[Dataset records]
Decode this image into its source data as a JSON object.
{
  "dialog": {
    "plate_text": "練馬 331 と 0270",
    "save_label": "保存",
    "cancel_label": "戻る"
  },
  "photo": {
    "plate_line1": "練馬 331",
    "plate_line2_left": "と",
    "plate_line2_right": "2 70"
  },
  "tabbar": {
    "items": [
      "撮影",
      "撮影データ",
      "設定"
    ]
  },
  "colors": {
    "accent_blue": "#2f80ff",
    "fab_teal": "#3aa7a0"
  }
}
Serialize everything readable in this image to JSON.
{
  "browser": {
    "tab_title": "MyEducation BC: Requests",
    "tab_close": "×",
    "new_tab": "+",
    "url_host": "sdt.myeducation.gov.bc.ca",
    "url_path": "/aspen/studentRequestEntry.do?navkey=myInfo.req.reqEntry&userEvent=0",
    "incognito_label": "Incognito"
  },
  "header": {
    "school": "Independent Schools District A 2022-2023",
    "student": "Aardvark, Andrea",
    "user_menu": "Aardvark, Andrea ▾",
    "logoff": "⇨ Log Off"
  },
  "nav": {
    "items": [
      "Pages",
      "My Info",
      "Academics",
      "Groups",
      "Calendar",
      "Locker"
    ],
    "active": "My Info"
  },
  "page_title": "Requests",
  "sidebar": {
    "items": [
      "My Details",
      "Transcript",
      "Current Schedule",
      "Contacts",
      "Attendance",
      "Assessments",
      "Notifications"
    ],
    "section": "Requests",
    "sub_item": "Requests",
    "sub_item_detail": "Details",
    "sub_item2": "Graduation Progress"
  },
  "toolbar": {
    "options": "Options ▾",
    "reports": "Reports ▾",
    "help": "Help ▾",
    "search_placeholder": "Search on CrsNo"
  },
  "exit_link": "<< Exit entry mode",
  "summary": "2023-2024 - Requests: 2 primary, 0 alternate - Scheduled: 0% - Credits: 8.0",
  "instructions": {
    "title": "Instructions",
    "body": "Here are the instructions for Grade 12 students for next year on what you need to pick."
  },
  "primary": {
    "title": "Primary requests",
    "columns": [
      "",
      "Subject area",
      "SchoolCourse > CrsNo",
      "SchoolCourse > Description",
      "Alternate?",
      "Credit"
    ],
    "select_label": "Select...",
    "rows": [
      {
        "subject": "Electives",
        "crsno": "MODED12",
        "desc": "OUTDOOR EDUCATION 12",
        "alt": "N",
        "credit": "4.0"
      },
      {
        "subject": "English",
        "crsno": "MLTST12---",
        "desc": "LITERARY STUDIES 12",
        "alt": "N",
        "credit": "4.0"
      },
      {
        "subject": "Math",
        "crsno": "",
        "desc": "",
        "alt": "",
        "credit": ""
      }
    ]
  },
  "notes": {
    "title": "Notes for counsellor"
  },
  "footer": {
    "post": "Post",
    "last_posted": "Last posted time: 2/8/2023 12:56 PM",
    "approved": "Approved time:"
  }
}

:: Problem ::
Locate all lines holding the word "this", then copy them out.

:: Task result ::
Decode this image into its source data as a JSON object.
Serialize everything readable in this image to JSON.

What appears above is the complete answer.